┌──

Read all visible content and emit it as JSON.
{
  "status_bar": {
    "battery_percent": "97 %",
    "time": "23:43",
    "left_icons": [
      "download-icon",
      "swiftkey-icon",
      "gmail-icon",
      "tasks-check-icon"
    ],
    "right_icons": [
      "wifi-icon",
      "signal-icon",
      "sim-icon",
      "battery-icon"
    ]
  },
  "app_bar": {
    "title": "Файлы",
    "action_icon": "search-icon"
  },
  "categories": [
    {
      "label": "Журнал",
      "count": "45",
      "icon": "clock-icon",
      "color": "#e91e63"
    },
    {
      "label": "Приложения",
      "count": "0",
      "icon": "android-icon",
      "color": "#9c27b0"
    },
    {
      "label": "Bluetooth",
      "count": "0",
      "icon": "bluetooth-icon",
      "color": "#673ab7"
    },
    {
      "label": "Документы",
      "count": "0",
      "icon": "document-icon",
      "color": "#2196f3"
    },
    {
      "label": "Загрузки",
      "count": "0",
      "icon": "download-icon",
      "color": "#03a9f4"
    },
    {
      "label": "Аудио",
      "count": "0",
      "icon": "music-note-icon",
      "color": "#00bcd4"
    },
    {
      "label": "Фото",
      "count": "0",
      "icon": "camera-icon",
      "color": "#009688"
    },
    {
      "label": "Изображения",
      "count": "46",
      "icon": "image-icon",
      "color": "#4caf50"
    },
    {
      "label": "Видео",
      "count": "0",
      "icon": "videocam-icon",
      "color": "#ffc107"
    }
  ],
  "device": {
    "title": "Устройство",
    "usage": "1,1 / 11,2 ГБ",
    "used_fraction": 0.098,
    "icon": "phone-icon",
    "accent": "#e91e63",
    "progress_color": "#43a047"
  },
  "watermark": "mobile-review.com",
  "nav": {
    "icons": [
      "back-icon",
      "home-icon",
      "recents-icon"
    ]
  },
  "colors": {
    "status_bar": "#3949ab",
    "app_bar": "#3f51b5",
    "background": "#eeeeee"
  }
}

└──

Given problem :: Reproduce each entry word for word.

Solution ::
Read all visible content and emit it as JSON.
{
  "status_bar": {
    "battery_percent": "97 %",
    "time": "23:43",
    "left_icons": [
      "download-icon",
      "swiftkey-icon",
      "gmail-icon",
      "tasks-check-icon"
    ],
    "right_icons": [
      "wifi-icon",
      "signal-icon",
      "sim-icon",
      "battery-icon"
    ]
  },
  "app_bar": {
    "title": "Файлы",
    "action_icon": "search-icon"
  },
  "categories": [
    {
      "label": "Журнал",
      "count": "45",
      "icon": "clock-icon",
      "color": "#e91e63"
    },
    {
      "label": "Приложения",
      "count": "0",
      "icon": "android-icon",
      "color": "#9c27b0"
    },
    {
      "label": "Bluetooth",
      "count": "0",
      "icon": "bluetooth-icon",
      "color": "#673ab7"
    },
    {
      "label": "Документы",
      "count": "0",
      "icon": "document-icon",
      "color": "#2196f3"
    },
    {
      "label": "Загрузки",
      "count": "0",
      "icon": "download-icon",
      "color": "#03a9f4"
    },
    {
      "label": "Аудио",
      "count": "0",
      "icon": "music-note-icon",
      "color": "#00bcd4"
    },
    {
      "label": "Фото",
      "count": "0",
      "icon": "camera-icon",
      "color": "#009688"
    },
    {
      "label": "Изображения",
      "count": "46",
      "icon": "image-icon",
      "color": "#4caf50"
    },
    {
      "label": "Видео",
      "count": "0",
      "icon": "videocam-icon",
      "color": "#ffc107"
    }
  ],
  "device": {
    "title": "Устройство",
    "usage": "1,1 / 11,2 ГБ",
    "used_fraction": 0.098,
    "icon": "phone-icon",
    "accent": "#e91e63",
    "progress_color": "#43a047"
  },
  "watermark": "mobile-review.com",
  "nav": {
    "icons": [
      "back-icon",
      "home-icon",
      "recents-icon"
    ]
  },
  "colors": {
    "status_bar": "#3949ab",
    "app_bar": "#3f51b5",
    "background": "#eeeeee"
  }
}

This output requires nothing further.